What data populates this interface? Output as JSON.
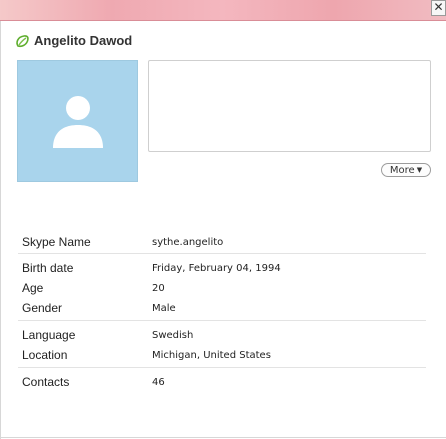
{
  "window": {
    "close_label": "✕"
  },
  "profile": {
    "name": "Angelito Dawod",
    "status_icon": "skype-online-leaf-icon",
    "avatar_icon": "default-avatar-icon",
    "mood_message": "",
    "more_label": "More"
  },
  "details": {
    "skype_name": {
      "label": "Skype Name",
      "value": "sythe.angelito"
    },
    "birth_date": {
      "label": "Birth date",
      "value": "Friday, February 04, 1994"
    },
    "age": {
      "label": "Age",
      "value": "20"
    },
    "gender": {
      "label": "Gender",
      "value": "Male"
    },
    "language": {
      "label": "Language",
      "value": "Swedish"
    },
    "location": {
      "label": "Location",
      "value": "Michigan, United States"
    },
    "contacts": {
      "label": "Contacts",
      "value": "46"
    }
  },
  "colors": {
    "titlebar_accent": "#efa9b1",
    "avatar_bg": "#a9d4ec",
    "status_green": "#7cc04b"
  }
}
------------------------------------
TASK GOAL:
Quote all the records verbatim, dropping any pictures from your copy.

RESPONSE:
What data populates this interface? Output as JSON.
{
  "window": {
    "close_label": "✕"
  },
  "profile": {
    "name": "Angelito Dawod",
    "status_icon": "skype-online-leaf-icon",
    "avatar_icon": "default-avatar-icon",
    "mood_message": "",
    "more_label": "More"
  },
  "details": {
    "skype_name": {
      "label": "Skype Name",
      "value": "sythe.angelito"
    },
    "birth_date": {
      "label": "Birth date",
      "value": "Friday, February 04, 1994"
    },
    "age": {
      "label": "Age",
      "value": "20"
    },
    "gender": {
      "label": "Gender",
      "value": "Male"
    },
    "language": {
      "label": "Language",
      "value": "Swedish"
    },
    "location": {
      "label": "Location",
      "value": "Michigan, United States"
    },
    "contacts": {
      "label": "Contacts",
      "value": "46"
    }
  },
  "colors": {
    "titlebar_accent": "#efa9b1",
    "avatar_bg": "#a9d4ec",
    "status_green": "#7cc04b"
  }
}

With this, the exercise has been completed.